- [TEXTO FORNECIDO]:

Em entrevistas, Assange diz que esses antigos colaboradores são "idiotas" que "devem ir para o inferno".
A Folha esteve numa entrevista com Assange no final de outubro. Foi uma de suas últimas aparições públicas. Ainda não havia a ordem internacional de prisão.
Mesmo assim, ele parecia amedrontado e respondia rispidamente a muitas perguntas. Principalmente quando questionado sobre a possibilidade de colocar a vida de pessoas em risco com suas revelações.
Assumia um tom messiânico e dizia que essa era sua missão para transformar o mundo em algo melhor.
Agora, ele acredita que é sua própria vida que está em risco. Aponta o dedo para os Estados Unidos.
Se alguém de fato está tramando contra sua vida, com certeza está tomando cuidados extras para não deixar rastros que possam aparecer no WikiLeaks ou em algum dos seus filhotes.
UM HOMEM E 250 MIL SEGREDOS
OMBUDSMAN - SUZANA SINGER
UM CASAMENTO feliz - e interessado - da nova e da "velha" mídia propiciou o mais recente furo mundial: a publicação de milhares de correspondências diplomáticas norte-americanas.
O mérito maior é do site WikiLeaks, ao criar um ambiente inédito que estimula pessoas a passarem segredos de Estado. Graças à internet e a códigos de criptografia sofisticados, é possível hoje revelar uma formidável quantidade de informações confidenciais, numa velocidade e com um alcance incríveis.
Em seu terceiro furo importante, o WikiLeaks está levando a público 251.287 telegramas trocados entre a Casa Branca e 270 postos diplomáticos espalhados pelo mundo.
Com apenas quatro anos de existência, o site já havia revelado imagens e documentos impressionantes das guerras do Iraque e do Afeganistão, reproduzidos em praticamente todo o mundo. Seu fundador, o australiano Julian Assange, passou do anonimato ao rol de celebridades - é capa da última "Time", com uma sugestiva bandeira norte-americana refletida sobre a sua boca.

[Itens de um conjunto de dados]
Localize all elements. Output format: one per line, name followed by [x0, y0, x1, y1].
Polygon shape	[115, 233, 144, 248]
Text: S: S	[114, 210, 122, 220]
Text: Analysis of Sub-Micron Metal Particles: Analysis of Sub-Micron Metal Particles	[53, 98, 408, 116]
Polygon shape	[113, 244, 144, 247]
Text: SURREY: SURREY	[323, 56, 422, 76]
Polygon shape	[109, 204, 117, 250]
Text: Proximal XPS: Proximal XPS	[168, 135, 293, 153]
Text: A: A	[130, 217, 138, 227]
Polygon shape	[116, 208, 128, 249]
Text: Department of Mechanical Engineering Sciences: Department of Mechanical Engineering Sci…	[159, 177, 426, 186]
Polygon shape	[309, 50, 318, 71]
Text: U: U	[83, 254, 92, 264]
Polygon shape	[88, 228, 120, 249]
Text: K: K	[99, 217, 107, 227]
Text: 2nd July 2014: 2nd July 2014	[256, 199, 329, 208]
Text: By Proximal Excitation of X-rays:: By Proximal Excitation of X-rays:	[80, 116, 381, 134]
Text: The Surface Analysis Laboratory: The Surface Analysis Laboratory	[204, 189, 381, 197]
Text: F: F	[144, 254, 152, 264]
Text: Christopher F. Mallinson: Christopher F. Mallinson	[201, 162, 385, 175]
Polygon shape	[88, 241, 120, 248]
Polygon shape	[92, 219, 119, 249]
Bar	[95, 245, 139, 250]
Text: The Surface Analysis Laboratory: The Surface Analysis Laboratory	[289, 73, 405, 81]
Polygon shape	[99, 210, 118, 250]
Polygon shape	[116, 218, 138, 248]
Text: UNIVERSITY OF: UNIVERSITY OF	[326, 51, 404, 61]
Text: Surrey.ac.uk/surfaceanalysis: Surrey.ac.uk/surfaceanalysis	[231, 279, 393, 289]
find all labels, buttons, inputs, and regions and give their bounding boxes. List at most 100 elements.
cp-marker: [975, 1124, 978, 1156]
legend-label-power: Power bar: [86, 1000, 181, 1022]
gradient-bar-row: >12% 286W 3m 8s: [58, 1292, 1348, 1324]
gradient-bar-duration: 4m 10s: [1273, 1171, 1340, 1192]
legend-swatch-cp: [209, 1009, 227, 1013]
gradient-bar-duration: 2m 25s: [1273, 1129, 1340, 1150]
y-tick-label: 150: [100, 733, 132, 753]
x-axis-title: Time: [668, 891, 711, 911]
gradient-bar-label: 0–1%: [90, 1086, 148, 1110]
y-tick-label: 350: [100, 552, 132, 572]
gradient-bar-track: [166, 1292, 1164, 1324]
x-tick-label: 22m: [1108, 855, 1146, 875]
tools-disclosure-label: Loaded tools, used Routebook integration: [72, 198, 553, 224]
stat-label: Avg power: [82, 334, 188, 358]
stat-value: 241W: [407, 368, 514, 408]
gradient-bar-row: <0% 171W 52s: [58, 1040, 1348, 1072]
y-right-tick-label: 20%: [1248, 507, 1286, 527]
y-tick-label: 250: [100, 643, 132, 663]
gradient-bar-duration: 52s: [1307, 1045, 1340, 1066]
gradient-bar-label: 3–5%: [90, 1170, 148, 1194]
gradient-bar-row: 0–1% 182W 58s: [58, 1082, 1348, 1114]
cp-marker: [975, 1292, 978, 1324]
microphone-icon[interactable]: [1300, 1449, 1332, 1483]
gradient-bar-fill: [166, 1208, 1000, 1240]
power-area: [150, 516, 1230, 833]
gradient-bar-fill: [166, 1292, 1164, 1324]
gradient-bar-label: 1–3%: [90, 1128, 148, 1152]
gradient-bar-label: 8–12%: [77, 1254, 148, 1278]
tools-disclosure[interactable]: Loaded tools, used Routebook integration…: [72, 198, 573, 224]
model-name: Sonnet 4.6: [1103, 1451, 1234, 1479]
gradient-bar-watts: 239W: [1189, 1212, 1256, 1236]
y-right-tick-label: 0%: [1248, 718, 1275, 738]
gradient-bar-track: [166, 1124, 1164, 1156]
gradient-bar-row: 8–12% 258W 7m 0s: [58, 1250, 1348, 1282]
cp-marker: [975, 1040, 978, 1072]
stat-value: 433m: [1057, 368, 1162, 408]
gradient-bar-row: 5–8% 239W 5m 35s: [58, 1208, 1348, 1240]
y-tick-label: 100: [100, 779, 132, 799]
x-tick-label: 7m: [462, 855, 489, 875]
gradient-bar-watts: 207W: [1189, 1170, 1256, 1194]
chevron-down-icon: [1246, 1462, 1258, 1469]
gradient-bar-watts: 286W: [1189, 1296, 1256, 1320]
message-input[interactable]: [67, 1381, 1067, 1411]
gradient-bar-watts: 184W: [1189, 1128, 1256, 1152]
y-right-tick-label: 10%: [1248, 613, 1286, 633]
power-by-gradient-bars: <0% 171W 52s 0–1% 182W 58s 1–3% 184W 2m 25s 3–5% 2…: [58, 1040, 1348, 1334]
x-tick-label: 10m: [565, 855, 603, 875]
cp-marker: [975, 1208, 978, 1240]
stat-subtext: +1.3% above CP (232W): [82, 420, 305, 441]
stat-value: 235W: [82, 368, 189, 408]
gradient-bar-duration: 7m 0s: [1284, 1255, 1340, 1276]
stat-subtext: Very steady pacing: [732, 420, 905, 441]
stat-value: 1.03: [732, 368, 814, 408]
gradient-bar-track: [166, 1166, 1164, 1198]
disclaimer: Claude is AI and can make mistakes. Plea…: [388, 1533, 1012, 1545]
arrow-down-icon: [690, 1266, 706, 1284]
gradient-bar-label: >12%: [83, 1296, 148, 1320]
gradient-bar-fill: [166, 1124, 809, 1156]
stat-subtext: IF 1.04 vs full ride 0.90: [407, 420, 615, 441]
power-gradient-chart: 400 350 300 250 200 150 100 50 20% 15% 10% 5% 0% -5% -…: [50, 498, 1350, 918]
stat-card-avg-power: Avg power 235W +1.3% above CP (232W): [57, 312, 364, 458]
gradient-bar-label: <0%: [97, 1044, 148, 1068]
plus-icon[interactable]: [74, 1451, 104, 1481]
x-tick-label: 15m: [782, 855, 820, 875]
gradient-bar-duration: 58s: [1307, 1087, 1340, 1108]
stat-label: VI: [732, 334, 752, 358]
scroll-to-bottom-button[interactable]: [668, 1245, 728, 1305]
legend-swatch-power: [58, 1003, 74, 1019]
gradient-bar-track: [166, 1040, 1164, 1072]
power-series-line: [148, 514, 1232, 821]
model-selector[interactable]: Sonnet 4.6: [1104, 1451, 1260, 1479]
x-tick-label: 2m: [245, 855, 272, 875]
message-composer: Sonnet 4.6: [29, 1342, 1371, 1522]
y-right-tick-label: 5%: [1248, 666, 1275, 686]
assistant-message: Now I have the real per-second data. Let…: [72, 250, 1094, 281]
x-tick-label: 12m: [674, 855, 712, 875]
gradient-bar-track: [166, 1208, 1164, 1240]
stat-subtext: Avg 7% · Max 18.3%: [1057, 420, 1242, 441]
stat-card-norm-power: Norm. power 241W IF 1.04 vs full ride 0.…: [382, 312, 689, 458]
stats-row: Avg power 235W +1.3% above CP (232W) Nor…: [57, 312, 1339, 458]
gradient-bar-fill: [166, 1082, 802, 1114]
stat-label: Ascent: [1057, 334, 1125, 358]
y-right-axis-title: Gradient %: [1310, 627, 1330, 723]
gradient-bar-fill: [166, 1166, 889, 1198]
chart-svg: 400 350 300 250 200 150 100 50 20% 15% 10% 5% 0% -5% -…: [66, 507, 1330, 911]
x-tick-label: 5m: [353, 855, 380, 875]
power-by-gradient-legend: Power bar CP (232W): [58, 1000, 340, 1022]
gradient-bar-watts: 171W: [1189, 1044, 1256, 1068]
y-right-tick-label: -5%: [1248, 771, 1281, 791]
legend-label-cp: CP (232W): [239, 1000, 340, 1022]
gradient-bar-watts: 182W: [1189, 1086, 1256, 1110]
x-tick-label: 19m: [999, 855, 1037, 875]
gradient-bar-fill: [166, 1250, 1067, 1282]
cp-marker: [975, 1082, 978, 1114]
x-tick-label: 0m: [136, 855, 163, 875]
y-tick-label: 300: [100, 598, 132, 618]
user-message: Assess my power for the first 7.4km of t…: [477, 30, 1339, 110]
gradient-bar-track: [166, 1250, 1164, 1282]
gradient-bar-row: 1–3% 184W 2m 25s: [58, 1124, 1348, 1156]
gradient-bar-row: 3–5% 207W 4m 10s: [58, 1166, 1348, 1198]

- [LISTA DE TAREFAS]:
- A) Transcreva, por favor, do texto sobre o WikiLeaks o trecho que se abre com as palavras contendo "Se alguém de" e se fecha com "espalhados pelo mundo.", sem mudar nada.
- B) Dê continuidade ao texto sobre o WikiLeaks a partir do ponto em que ele para.
Os registros não têm nenhum papel aqui.

- [SUAS RESPOSTAS ESCRITAS]:
- A)
Se alguém de fato está tramando contra sua vida, com certeza está tomando cuidados extras para não deixar rastros que possam aparecer no WikiLeaks ou em algum dos seus filhotes.
UM HOMEM E 250 MIL SEGREDOS
OMBUDSMAN - SUZANA SINGER
UM CASAMENTO feliz - e interessado - da nova e da "velha" mídia propiciou o mais recente furo mundial: a publicação de milhares de correspondências diplomáticas norte-americanas.
O mérito maior é do site WikiLeaks, ao criar um ambiente inédito que estimula pessoas a passarem segredos de Estado. Graças à internet e a códigos de criptografia sofisticados, é possível hoje revelar uma formidável quantidade de informações confidenciais, numa velocidade e com um alcance incríveis.
Em seu terceiro furo importante, o WikiLeaks está levando a público 251.287 telegramas trocados entre a Casa Branca e 270 postos diplomáticos espalhados pelo mundo.

- B)
Mas o WikiLeaks sozinho não faz chover. Sem o prestígio da melhor mídia impressa, não teria obtido a repercussão que almejava. O site precisou "entregar de bandeja" suas informações exclusivas - e todo jornalista sabe como isso dó - para atingir seus objetivos.
Assange negociou com Guardian (inglês), El País (espanhol), New York Times (americano), Le Monde (francês) e a revista Der Spiegel (alemã), para que publicassem juntos, e aos poucos, os lotes de telegramas que ele obteve, tomando cuidado para preservar a "fonte" (quem entregou os documentos).
Coube à "mídia tradicional" transformar o material cru do WikiLeaks em notícia, interpretando e contextualizando as mensagens.
Assange tentou obter do governo Obama informações sobre códigos que identificassem esses casos específicos, mas obteve como resposta que Washington "não negociaria sobre documentos oficiais. Com o "New York Times", porém, o Departamento de Estado conversou. Deixando claro que era contra a divulgação, indicou os papéis que não poderiam sair de jeito nenhum. O jornal disse ter acatado alguns casos e outros, não.
O argumento principal foi o mesmo: que há interesse público nas mensagens, que jogam luz sobre como os EUA vêem e negociam com outros países.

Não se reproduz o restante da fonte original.